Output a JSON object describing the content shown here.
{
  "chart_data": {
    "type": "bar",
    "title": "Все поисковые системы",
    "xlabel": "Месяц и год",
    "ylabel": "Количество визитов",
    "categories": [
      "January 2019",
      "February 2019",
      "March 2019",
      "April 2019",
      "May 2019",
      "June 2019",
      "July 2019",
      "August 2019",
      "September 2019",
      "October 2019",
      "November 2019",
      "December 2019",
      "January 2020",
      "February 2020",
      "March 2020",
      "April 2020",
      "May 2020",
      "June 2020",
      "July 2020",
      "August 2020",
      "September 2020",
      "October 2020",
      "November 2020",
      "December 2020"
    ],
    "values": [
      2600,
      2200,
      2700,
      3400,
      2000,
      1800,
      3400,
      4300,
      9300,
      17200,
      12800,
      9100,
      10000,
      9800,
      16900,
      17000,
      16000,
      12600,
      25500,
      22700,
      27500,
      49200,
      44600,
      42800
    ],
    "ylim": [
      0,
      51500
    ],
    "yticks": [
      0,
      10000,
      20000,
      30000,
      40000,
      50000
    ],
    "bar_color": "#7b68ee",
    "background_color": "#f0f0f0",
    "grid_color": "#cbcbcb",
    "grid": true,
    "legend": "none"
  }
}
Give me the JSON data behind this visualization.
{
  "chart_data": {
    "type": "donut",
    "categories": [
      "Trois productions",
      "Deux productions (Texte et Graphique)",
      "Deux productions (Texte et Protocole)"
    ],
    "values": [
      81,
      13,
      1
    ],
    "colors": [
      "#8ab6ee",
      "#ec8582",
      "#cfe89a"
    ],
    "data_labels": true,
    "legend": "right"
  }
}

:: Set problem ::
Find the word "Texte" in the entries above and gather every line that holds it.

:: Solution for this task ::
      "Deux productions (Texte et Graphique)",
      "Deux productions (Texte et Protocole)"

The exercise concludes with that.